> [Testo]
++++++++
6. Si prova per 3. con quel che si dice negli atti degli apostoli, 2, 24: Quem Deus suscitavit, solutis doloribus inferni. Ciò non può intendersi detto de' padri del limbo, perché ivi essi non soffrivano dolori: dunque dee intendersi che il Signore libera alcuni del purgatorio e da quei dolori da cui possono esser liberati; giacché da' dolori dell'inferno dei dannati niuno può esser liberato.

7. Si prova per 4. dal testo di s. Paolo5 , ove si dice: Si quis autem superaedificat super fundamentum hoc, aurum, argentum, lapides pretiosos, ligna, foenum, stipulam, uniuscuiusque opus manifestum erit. Dies enim Domini declarabit, quia in igne revelabitur, et uniuscuiusque opus quale sit ignis probabit. Si cuius opus manserit quod superaedificavit, mercedem accipiet. Si cuius opus arserit, detrimentum patietur: ipse autem salvus erit, sic tamen quasi per ignem. S. Agostino6 , dice che qui l'apostolo distinse quei cristiani che fabbricano sovra fondamenti sodi, come di oro, d'argento, di pietre preziose, che significano le opere sante; e dice che tali edificj non possono essere offesi dal fuoco: ma quegli altri che edificano sovra legni e fieno, per cui significansi i peccati veniali o mortali non appieno soddisfatti in quanto alla pena temporale, dove il fuoco ha che bruciare, saran purgati dal fuoco ma in modo tale che il peccatore un giorno sarà salvo per mezzo del fuoco: Ipse autem salvus erit, sic tamen quasi per ignem. S. Ambrogio7 scrive: Sed cum Paulus dicit: Sic tamen quasi per ignem, ostendit quidem illum salvum futurum, sed poenam ignis passurum, ut per ignem purgatus fiat salvus, et non, sicut perfidi, aeterno igne in perpetuum torqueatur. Lo stesso scrive s. Agostino, in ps. 37, sovra il citato testo: Ita plane, quamvis salvi per ignem, gravior tamen est ille ignis quam quidquid potest homo pati in hac vita. Così similmente la spiegano s. Girolamo8 , s. Bonaventura, s. Anselmo, s. Tomaso nel luogo citato ed altri padri.
++++++++
> [Materiale fornito]
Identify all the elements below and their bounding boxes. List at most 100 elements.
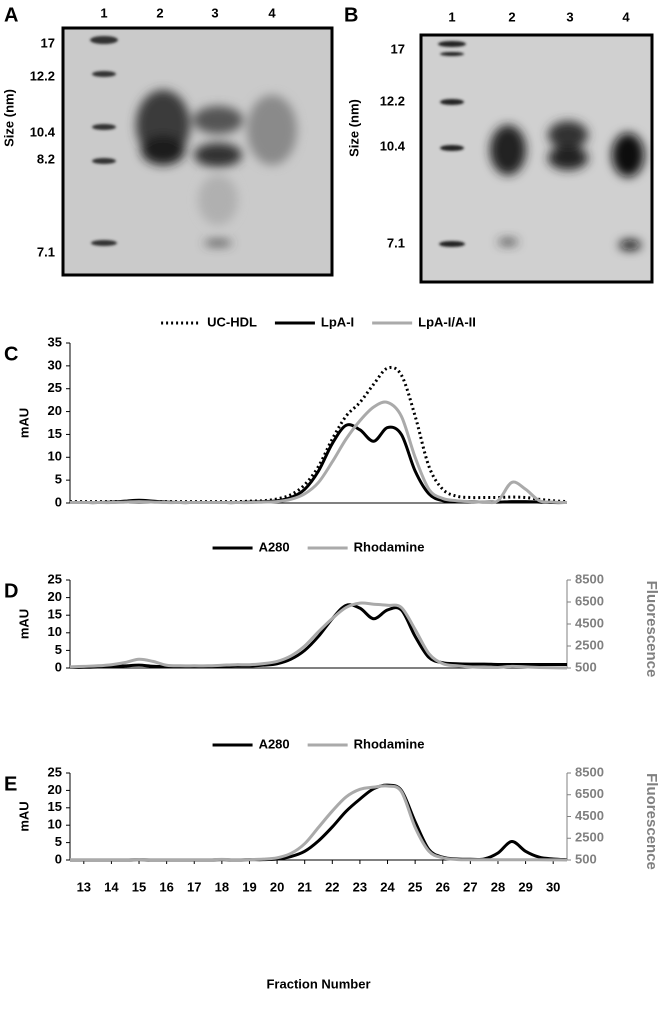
++++++++
> [Consegna] Prosegui il testo sul purgatorio dopo l'ultima frase riportata.

> [Risposta]
8. Si prova per 5. con quel che si dice nel 2 libro dei maccabei, 12, 43 et seq., cioè che Giuda Maccabeo mandò in Gerusalemme dodici mila dramme d'argento da impiegarsi in un sacrificio per li soldati uccisi nella guerra: Et facta collatione, duodecim millia drachmas argenti misi Ierosolymam offerri pro peccatis mortuorum sacrificium, bene et religiose de resurrectione cogitans... Et quia considerabat quod hi qui cum pietate dormitionem acceperant, optimam haberent repositam gratiam. Sancta ergo et salubris est cogitatio pro defunctis exorare ut a peccatis solvantur. Si noti: ut a peccatis solvantur.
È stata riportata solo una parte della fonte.